• _Dataset entries_:
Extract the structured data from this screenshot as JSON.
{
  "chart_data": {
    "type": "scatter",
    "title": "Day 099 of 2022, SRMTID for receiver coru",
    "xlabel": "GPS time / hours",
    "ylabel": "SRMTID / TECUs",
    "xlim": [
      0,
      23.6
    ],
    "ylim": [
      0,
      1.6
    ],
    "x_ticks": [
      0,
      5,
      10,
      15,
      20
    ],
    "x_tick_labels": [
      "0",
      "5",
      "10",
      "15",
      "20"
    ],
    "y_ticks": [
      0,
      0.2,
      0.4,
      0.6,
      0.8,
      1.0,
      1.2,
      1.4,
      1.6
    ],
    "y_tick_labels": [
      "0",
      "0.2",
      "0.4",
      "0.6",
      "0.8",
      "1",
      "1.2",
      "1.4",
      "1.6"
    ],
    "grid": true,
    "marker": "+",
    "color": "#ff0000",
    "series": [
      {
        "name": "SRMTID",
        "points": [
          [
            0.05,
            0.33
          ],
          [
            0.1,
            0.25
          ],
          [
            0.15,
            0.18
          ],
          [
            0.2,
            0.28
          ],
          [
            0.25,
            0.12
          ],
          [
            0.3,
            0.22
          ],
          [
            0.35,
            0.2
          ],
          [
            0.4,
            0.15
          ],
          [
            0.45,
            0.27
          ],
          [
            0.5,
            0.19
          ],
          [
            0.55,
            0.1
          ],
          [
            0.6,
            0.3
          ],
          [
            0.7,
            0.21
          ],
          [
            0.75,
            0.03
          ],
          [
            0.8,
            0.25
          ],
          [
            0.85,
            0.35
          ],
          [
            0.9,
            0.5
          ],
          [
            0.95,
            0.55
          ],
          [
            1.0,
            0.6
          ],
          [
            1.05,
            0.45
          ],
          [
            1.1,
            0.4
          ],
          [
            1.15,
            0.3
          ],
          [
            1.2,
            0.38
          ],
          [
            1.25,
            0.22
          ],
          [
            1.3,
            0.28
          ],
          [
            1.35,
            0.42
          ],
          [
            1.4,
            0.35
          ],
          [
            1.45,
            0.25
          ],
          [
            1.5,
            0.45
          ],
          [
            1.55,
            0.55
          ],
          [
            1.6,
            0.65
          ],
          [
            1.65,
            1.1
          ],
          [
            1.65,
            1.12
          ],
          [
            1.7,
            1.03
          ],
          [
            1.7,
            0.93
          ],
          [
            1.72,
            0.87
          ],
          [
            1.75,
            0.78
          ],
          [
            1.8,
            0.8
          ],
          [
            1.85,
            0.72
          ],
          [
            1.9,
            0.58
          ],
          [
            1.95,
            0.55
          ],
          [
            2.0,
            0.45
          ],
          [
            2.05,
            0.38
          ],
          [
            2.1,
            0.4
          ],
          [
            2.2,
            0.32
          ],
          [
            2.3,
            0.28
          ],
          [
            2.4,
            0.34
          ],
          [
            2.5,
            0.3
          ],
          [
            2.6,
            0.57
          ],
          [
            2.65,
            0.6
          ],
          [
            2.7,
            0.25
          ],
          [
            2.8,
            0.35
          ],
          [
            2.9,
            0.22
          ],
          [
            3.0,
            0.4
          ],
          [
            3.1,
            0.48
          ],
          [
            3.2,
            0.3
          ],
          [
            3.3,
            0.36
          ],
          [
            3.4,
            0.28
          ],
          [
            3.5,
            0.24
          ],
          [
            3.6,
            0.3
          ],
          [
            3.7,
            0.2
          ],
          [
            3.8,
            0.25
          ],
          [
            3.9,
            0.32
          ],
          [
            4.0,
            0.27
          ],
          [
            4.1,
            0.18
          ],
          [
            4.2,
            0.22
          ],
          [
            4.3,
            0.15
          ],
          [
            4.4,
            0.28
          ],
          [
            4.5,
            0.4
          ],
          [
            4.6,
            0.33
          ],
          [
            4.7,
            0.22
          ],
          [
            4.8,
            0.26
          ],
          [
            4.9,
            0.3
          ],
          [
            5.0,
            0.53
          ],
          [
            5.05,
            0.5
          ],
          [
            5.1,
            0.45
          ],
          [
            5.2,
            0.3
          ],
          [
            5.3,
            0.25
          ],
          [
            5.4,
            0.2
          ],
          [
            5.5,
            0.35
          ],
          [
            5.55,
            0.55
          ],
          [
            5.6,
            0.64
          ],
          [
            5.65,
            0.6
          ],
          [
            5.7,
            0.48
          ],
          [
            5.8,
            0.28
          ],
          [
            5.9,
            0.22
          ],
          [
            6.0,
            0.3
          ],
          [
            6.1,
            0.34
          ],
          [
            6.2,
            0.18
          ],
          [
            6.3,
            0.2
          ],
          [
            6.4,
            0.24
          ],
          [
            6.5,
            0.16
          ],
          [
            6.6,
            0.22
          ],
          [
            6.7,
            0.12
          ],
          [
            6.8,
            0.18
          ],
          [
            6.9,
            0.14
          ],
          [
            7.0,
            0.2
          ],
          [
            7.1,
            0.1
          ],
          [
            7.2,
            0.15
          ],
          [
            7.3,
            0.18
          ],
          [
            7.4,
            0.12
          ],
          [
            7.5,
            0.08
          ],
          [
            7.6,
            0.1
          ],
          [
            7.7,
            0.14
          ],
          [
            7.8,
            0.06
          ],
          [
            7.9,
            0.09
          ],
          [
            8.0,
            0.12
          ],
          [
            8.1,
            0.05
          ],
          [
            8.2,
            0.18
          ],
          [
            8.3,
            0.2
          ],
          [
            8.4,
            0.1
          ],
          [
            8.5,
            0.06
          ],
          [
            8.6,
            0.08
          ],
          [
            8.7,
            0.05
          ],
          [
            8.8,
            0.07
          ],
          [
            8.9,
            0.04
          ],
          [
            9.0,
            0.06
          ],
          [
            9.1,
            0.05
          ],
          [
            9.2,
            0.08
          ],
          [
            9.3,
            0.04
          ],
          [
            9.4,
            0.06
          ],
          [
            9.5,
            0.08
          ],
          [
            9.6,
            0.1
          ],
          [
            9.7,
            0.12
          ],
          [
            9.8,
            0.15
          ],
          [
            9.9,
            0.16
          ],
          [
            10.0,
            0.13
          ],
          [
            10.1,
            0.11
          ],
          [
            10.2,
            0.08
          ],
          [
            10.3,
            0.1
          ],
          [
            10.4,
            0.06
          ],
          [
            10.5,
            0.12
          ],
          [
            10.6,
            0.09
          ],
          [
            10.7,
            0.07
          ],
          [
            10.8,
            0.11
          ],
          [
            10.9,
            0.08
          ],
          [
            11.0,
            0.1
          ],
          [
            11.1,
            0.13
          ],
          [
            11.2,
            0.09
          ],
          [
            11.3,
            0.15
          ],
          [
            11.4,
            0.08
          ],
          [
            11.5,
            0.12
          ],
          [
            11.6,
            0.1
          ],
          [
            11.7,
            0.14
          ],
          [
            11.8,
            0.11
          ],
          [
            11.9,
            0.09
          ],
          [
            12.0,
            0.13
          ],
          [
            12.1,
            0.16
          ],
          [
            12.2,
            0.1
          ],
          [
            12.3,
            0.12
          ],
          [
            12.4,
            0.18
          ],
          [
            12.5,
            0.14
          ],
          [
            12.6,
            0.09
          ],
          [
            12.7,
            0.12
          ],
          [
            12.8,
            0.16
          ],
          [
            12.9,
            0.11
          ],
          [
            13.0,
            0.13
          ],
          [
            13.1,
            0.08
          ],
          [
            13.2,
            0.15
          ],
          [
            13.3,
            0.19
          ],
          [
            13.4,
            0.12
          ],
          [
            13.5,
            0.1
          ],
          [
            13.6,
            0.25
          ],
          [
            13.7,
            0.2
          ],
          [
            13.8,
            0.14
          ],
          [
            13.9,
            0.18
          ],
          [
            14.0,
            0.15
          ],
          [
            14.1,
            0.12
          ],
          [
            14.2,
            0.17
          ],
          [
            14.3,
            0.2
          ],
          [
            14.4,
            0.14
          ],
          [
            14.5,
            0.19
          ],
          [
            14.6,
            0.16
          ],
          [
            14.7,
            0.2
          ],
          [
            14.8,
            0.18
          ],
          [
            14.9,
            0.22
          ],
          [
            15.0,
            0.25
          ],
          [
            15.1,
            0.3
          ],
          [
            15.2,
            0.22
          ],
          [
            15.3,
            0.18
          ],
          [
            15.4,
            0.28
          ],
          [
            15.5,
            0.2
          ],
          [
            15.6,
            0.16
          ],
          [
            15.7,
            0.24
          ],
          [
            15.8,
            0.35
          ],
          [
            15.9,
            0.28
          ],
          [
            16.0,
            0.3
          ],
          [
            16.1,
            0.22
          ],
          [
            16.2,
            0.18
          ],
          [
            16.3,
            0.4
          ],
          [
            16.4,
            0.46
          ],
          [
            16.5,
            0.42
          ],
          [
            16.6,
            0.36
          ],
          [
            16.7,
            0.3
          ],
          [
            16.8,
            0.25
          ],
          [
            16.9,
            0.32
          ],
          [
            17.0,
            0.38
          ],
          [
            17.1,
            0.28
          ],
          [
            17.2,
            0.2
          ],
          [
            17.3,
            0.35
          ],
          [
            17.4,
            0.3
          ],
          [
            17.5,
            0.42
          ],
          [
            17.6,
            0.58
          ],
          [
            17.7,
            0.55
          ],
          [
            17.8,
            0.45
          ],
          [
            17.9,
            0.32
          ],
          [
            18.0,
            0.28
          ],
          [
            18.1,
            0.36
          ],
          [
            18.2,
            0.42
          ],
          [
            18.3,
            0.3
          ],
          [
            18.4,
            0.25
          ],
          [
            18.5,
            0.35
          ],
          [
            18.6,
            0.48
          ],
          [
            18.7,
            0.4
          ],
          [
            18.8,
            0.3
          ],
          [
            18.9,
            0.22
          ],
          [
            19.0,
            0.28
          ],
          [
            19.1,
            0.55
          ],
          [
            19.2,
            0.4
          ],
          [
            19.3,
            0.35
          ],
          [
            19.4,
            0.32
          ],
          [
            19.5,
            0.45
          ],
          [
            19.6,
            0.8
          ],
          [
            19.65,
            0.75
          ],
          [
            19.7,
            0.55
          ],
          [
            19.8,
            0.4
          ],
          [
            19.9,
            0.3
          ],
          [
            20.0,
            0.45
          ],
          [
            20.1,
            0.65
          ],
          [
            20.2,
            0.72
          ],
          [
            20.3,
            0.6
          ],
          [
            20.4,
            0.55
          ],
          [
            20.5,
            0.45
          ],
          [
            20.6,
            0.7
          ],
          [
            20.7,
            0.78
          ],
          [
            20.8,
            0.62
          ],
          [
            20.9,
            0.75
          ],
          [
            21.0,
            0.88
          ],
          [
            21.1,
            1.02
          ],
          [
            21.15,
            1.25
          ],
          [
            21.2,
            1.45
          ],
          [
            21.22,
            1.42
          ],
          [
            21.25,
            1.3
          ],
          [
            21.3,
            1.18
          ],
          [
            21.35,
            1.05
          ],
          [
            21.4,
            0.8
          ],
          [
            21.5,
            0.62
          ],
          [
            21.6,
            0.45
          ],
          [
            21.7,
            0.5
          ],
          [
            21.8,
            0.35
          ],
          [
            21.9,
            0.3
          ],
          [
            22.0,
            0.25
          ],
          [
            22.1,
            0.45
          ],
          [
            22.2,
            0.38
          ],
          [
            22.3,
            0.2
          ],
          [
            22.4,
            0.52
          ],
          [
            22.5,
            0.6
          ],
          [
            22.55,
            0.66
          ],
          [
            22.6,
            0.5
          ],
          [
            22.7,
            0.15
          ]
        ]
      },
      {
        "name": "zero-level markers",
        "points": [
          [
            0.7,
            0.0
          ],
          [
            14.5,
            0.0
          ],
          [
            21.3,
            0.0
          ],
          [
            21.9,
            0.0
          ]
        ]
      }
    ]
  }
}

• _Problem_: Report every line in the data above in which the word "SRMTID" appears.

• _Correct output_:
    "title": "Day 099 of 2022, SRMTID for receiver coru",
    "ylabel": "SRMTID / TECUs",
        "name": "SRMTID",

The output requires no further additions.